Source document:
In Maslow's scheme, the final stage of psychological development comes when the individual feels assured that his physiological, security, affiliation and affection, self-respect, and recognition needs have been satisfied. As these become dormant, he becomes filled with a desire to realize all of his potential for being an effective, creative, mature human being. "What a man can be, he must be", is the way Maslow expresses it.
Maslow's need hierarchy is set forth as a general proposition and does not imply that everyone's needs follow the same rigid pattern. For some people, self-esteem seems to be a stronger motivation than love. Mussolini, for example, alienated his closest friends by undertaking reckless military adventures to achieve status as a conqueror. (This example can also be used to illustrate the means-to-an-end dilemma of human motivation. That is, Mussolini may have reached for status as a means to gaining the affection of Adolf Hitler. More will be said about this problem later.) For some people, the need to create is often a stronger motivation than the need for food and safety. Thus, the artist living in poverty is a classic example of reversing the standard hierarchy of needs. Similarly, persons who have suffered hunger or some other deprivation for protracted periods may live happily for the rest of their lives if only they can get enough of what they lacked. In this case, the level of aspiration may have become permanently lowered and the higher-order, less prepotent needs may never become active. There are also cases of people's martyring themselves for causes and suffering all kinds of deprivations, particularly in the physiological, safety, and sometimes social categories, to achieve their goals.

[Data listing]
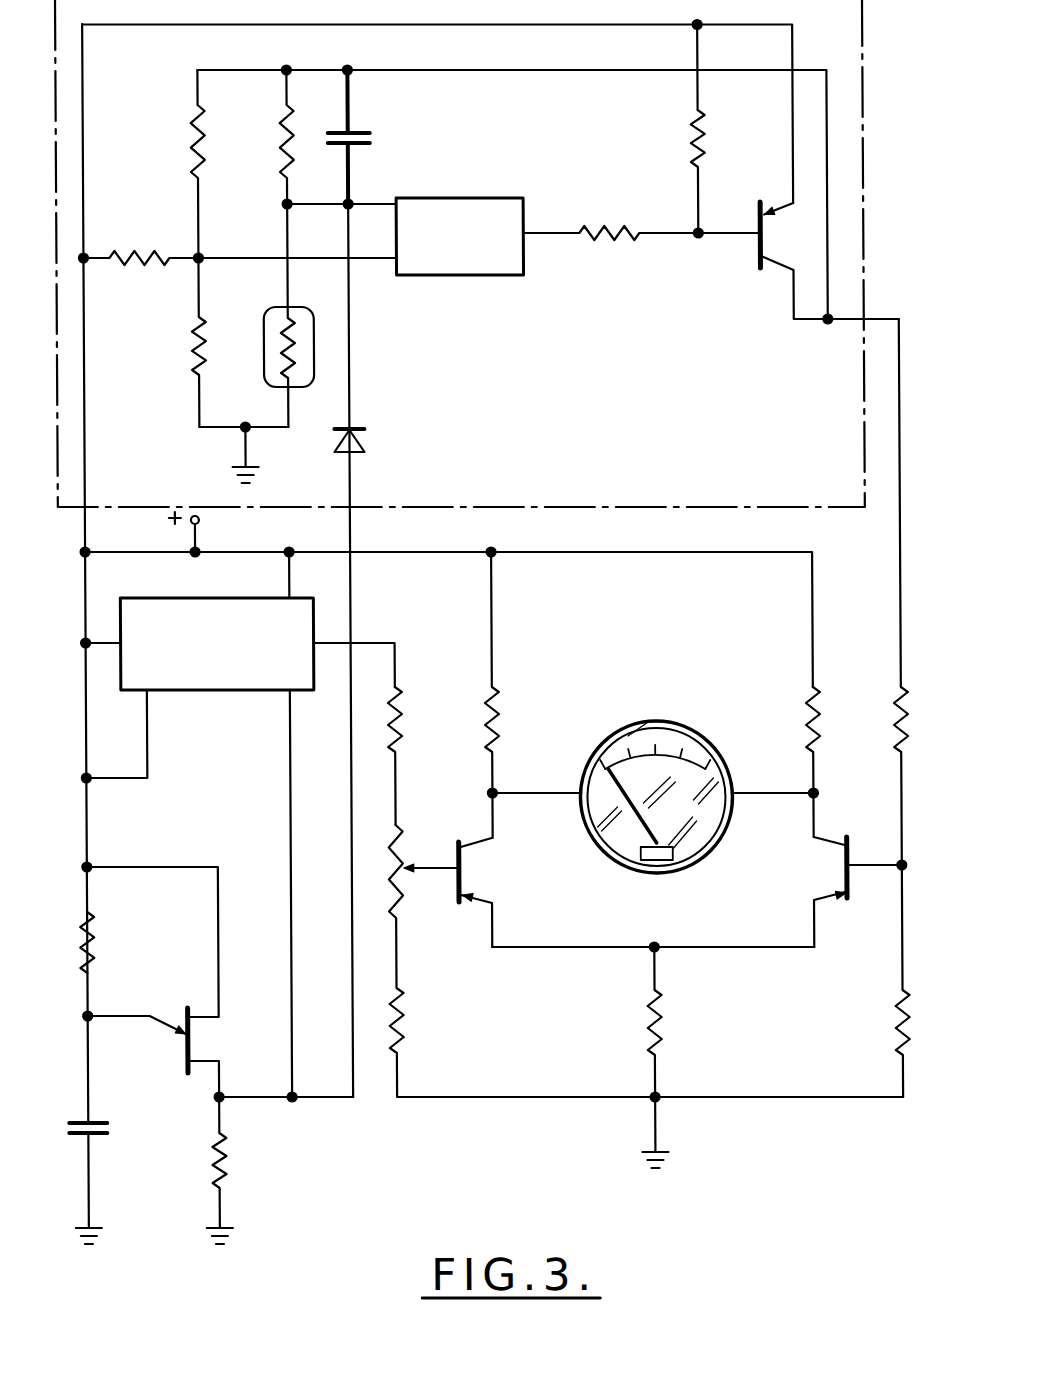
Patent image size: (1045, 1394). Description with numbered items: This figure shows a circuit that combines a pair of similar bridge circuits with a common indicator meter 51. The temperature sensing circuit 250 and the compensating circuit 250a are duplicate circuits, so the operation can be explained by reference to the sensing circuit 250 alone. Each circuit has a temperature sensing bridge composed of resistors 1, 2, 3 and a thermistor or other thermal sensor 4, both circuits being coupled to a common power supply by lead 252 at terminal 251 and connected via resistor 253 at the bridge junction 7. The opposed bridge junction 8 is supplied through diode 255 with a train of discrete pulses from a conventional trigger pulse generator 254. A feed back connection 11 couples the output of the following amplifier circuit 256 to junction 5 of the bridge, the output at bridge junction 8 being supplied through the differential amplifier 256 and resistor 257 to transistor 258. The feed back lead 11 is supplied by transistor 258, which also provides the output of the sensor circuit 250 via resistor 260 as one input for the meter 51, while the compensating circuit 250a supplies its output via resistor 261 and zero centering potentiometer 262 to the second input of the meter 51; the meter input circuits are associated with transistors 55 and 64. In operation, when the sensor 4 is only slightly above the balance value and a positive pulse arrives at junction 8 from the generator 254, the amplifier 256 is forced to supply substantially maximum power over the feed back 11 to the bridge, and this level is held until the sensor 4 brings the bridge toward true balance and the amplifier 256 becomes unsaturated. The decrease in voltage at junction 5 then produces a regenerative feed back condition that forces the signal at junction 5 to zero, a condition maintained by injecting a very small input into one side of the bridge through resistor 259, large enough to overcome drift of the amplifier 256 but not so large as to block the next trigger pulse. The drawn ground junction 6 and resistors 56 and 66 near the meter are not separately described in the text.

The resistor 1 is at (192, 135).
The resistor 2 is at (192, 366).
The resistor 3 is at (281, 135).
The thermistor 4 is at (262, 323).
The bridge junction 5 is at (286, 68).
The junction 6 is at (243, 425).
The bridge junction 7 is at (199, 257).
The bridge junction 8 is at (288, 206).
The feed back connection 11 is at (533, 70).
The indicator meter 51 is at (655, 720).
The transistor 55 is at (462, 862).
The resistor 56 is at (497, 725).
The transistor 64 is at (842, 863).
The resistor 66 is at (807, 728).
The sensing circuit 250 is at (712, 507).
The compensating circuit 250a is at (215, 691).
The terminal 251 is at (197, 520).
The lead 252 is at (84, 520).
The resistor 253 is at (133, 262).
The trigger pulse generator 254 is at (170, 953).
The diode 255 is at (369, 440).
The amplifier circuit 256 is at (457, 276).
The resistor 257 is at (608, 240).
The transistor 258 is at (755, 270).
The resistor 259 is at (683, 150).
The resistor 260 is at (897, 710).
The resistor 261 is at (394, 692).
The zero centering potentiometer 262 is at (395, 828).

Exercise objective: In the passage on Maslow's need hierarchy, what is the artist living in poverty offered as an example of?

Task solution: The artist living in poverty is a classic example of reversing the standard hierarchy of needs.